## SOURCE MATERIAL
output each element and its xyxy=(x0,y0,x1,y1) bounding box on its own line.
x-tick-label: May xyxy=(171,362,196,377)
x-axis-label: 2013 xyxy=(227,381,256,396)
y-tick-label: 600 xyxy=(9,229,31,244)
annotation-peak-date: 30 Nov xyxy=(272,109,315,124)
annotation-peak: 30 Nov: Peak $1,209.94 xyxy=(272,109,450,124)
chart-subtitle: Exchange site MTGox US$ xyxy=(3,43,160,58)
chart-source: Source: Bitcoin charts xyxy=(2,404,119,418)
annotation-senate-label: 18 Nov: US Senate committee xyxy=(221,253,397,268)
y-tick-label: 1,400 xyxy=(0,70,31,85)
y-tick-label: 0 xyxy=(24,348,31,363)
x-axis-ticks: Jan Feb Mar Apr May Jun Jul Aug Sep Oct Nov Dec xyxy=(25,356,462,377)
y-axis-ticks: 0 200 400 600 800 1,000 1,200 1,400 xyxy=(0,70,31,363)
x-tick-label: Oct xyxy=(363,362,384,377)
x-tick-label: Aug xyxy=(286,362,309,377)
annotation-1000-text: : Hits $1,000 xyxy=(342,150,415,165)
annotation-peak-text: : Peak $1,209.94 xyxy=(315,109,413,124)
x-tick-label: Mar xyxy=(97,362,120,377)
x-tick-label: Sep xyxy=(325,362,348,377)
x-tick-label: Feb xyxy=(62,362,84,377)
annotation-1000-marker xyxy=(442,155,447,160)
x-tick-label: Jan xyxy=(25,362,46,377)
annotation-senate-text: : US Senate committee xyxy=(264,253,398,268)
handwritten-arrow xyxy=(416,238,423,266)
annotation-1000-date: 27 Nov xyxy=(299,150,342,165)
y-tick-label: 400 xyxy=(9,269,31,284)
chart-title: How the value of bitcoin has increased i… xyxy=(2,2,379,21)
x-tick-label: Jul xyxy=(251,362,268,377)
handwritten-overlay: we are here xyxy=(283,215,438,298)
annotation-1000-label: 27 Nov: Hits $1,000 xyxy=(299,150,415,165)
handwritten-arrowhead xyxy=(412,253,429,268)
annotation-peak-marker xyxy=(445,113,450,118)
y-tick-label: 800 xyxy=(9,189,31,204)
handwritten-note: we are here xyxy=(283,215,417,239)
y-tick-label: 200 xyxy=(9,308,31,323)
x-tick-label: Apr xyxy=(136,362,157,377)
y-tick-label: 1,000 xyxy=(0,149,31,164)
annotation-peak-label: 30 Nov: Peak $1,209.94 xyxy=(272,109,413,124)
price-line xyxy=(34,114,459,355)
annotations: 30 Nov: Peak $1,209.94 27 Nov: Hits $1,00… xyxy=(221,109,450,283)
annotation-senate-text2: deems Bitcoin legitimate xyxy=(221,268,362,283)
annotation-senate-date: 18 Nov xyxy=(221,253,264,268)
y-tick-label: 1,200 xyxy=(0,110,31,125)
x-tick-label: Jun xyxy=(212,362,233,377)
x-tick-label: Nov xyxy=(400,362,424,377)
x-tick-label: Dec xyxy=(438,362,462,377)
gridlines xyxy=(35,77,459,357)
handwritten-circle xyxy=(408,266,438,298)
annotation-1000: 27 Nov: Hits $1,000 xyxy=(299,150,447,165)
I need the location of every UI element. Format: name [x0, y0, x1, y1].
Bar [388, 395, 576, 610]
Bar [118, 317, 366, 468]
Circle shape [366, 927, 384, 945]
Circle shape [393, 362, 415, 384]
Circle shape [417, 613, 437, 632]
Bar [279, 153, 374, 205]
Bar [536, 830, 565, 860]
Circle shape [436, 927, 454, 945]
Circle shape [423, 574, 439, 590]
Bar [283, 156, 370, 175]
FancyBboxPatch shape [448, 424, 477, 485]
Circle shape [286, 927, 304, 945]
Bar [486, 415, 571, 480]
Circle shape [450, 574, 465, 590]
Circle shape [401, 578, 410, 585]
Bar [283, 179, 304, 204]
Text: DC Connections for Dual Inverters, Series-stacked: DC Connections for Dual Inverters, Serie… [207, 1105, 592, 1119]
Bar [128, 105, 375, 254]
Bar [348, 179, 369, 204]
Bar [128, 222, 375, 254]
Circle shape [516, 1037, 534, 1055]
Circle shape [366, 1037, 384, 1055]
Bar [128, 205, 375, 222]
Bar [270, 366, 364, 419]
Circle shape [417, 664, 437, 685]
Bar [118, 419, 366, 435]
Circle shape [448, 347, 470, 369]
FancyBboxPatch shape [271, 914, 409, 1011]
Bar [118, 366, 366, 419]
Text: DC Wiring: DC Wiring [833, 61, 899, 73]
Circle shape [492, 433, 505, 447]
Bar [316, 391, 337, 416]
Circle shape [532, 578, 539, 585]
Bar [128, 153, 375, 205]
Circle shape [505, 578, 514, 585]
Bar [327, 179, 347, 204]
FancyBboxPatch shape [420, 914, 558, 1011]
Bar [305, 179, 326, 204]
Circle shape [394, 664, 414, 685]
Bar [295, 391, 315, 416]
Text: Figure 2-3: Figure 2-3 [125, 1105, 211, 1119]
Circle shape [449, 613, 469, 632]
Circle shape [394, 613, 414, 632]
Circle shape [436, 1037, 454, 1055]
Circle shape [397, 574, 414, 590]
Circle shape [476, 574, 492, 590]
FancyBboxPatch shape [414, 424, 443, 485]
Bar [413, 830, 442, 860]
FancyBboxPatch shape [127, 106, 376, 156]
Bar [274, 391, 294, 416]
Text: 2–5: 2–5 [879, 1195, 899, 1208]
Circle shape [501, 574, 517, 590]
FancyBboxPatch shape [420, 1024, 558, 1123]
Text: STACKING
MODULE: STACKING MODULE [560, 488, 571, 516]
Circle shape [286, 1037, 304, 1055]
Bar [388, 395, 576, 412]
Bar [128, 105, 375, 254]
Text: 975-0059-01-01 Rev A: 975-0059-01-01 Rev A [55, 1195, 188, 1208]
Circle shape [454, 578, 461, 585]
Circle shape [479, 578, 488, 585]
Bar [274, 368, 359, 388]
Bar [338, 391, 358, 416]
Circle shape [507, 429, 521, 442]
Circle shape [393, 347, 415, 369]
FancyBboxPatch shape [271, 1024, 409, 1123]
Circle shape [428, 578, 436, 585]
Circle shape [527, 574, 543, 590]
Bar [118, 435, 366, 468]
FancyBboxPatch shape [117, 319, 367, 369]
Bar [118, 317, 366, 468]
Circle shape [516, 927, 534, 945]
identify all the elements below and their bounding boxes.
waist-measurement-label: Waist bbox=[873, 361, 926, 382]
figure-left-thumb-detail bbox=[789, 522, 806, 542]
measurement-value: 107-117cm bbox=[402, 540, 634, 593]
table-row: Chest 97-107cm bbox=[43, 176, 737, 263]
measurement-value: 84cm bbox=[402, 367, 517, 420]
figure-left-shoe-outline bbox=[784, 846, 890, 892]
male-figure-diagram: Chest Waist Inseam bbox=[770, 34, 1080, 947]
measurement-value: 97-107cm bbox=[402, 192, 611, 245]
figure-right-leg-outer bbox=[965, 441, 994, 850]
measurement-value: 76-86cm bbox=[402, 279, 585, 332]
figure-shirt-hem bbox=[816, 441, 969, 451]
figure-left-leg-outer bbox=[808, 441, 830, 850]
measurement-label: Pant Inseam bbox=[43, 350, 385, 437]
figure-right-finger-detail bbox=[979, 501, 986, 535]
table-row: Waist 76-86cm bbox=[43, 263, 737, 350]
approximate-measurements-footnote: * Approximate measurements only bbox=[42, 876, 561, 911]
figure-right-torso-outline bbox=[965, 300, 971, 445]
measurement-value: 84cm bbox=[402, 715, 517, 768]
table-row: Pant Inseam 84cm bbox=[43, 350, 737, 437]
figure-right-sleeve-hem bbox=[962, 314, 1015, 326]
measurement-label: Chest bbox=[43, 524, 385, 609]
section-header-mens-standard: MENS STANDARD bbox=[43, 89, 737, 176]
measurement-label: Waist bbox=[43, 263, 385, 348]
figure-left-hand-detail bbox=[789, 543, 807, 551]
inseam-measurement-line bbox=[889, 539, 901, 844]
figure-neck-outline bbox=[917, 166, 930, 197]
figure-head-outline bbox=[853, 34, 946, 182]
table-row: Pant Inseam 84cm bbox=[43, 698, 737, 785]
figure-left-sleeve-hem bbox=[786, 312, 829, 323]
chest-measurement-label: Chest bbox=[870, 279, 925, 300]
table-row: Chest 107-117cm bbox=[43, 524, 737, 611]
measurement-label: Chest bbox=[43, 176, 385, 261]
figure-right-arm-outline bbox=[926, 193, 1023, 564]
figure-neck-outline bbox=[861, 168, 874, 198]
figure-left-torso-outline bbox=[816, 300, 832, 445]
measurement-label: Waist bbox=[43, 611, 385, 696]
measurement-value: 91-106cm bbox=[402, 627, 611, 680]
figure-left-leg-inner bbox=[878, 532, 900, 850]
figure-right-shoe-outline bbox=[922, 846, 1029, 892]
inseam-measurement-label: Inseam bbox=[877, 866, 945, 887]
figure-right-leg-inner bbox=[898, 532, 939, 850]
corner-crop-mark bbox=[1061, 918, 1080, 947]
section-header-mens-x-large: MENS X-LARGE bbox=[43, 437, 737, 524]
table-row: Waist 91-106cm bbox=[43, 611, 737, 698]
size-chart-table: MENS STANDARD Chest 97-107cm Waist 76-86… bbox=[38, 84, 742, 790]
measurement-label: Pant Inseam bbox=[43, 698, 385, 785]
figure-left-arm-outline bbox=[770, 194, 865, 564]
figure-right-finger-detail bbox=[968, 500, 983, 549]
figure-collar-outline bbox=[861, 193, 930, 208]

## WRITTEN EXERCISE
Reproduce the rows above verbatim, from the first row down to the row containing "annotation-1000-marker xyxy=(442,155,447,160)", with both ends included.

## TASK OUTPUT
output each element and its xyxy=(x0,y0,x1,y1) bounding box on its own line.
x-tick-label: May xyxy=(171,362,196,377)
x-axis-label: 2013 xyxy=(227,381,256,396)
y-tick-label: 600 xyxy=(9,229,31,244)
annotation-peak-date: 30 Nov xyxy=(272,109,315,124)
annotation-peak: 30 Nov: Peak $1,209.94 xyxy=(272,109,450,124)
chart-subtitle: Exchange site MTGox US$ xyxy=(3,43,160,58)
chart-source: Source: Bitcoin charts xyxy=(2,404,119,418)
annotation-senate-label: 18 Nov: US Senate committee xyxy=(221,253,397,268)
y-tick-label: 1,400 xyxy=(0,70,31,85)
y-tick-label: 0 xyxy=(24,348,31,363)
x-axis-ticks: Jan Feb Mar Apr May Jun Jul Aug Sep Oct Nov Dec xyxy=(25,356,462,377)
y-axis-ticks: 0 200 400 600 800 1,000 1,200 1,400 xyxy=(0,70,31,363)
x-tick-label: Oct xyxy=(363,362,384,377)
x-tick-label: Aug xyxy=(286,362,309,377)
annotation-1000-text: : Hits $1,000 xyxy=(342,150,415,165)
annotation-peak-text: : Peak $1,209.94 xyxy=(315,109,413,124)
x-tick-label: Mar xyxy=(97,362,120,377)
x-tick-label: Sep xyxy=(325,362,348,377)
x-tick-label: Feb xyxy=(62,362,84,377)
annotation-1000-marker xyxy=(442,155,447,160)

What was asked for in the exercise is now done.